> _What is required_:
Please quote every line word for word.

> _Supplied entries_:
Start
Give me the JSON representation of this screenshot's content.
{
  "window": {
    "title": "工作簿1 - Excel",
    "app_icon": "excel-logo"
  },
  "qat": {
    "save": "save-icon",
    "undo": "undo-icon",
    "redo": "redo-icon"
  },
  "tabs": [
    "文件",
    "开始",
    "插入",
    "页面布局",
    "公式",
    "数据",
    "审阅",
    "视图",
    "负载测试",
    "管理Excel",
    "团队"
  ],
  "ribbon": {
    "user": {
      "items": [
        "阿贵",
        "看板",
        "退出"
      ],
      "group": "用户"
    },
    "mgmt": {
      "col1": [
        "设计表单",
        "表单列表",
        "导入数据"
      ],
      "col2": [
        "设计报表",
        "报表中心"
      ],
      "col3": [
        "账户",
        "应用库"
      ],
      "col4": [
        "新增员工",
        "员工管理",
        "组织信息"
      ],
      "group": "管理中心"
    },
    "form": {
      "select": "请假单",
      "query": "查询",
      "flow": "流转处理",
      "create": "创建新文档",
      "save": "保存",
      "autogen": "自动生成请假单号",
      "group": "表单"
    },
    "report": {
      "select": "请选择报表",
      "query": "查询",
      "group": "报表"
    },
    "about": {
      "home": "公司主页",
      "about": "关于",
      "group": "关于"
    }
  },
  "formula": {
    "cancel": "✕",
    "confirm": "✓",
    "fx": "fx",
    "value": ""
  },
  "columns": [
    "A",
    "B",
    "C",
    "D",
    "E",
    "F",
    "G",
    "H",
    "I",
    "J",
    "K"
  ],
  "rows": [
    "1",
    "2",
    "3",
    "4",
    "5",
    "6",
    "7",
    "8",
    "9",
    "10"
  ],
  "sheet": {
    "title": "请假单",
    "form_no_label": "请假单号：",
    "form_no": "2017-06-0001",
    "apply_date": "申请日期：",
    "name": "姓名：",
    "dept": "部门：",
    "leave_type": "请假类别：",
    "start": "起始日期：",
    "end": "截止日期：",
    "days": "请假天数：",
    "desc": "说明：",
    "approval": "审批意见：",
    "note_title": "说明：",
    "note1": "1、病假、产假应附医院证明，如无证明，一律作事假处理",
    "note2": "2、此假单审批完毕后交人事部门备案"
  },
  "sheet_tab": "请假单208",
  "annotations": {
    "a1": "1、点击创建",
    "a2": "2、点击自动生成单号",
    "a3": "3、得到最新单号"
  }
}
End
> _Answer below_:
Give me the JSON representation of this screenshot's content.
{
  "window": {
    "title": "工作簿1 - Excel",
    "app_icon": "excel-logo"
  },
  "qat": {
    "save": "save-icon",
    "undo": "undo-icon",
    "redo": "redo-icon"
  },
  "tabs": [
    "文件",
    "开始",
    "插入",
    "页面布局",
    "公式",
    "数据",
    "审阅",
    "视图",
    "负载测试",
    "管理Excel",
    "团队"
  ],
  "ribbon": {
    "user": {
      "items": [
        "阿贵",
        "看板",
        "退出"
      ],
      "group": "用户"
    },
    "mgmt": {
      "col1": [
        "设计表单",
        "表单列表",
        "导入数据"
      ],
      "col2": [
        "设计报表",
        "报表中心"
      ],
      "col3": [
        "账户",
        "应用库"
      ],
      "col4": [
        "新增员工",
        "员工管理",
        "组织信息"
      ],
      "group": "管理中心"
    },
    "form": {
      "select": "请假单",
      "query": "查询",
      "flow": "流转处理",
      "create": "创建新文档",
      "save": "保存",
      "autogen": "自动生成请假单号",
      "group": "表单"
    },
    "report": {
      "select": "请选择报表",
      "query": "查询",
      "group": "报表"
    },
    "about": {
      "home": "公司主页",
      "about": "关于",
      "group": "关于"
    }
  },
  "formula": {
    "cancel": "✕",
    "confirm": "✓",
    "fx": "fx",
    "value": ""
  },
  "columns": [
    "A",
    "B",
    "C",
    "D",
    "E",
    "F",
    "G",
    "H",
    "I",
    "J",
    "K"
  ],
  "rows": [
    "1",
    "2",
    "3",
    "4",
    "5",
    "6",
    "7",
    "8",
    "9",
    "10"
  ],
  "sheet": {
    "title": "请假单",
    "form_no_label": "请假单号：",
    "form_no": "2017-06-0001",
    "apply_date": "申请日期：",
    "name": "姓名：",
    "dept": "部门：",
    "leave_type": "请假类别：",
    "start": "起始日期：",
    "end": "截止日期：",
    "days": "请假天数：",
    "desc": "说明：",
    "approval": "审批意见：",
    "note_title": "说明：",
    "note1": "1、病假、产假应附医院证明，如无证明，一律作事假处理",
    "note2": "2、此假单审批完毕后交人事部门备案"
  },
  "sheet_tab": "请假单208",
  "annotations": {
    "a1": "1、点击创建",
    "a2": "2、点击自动生成单号",
    "a3": "3、得到最新单号"
  }
}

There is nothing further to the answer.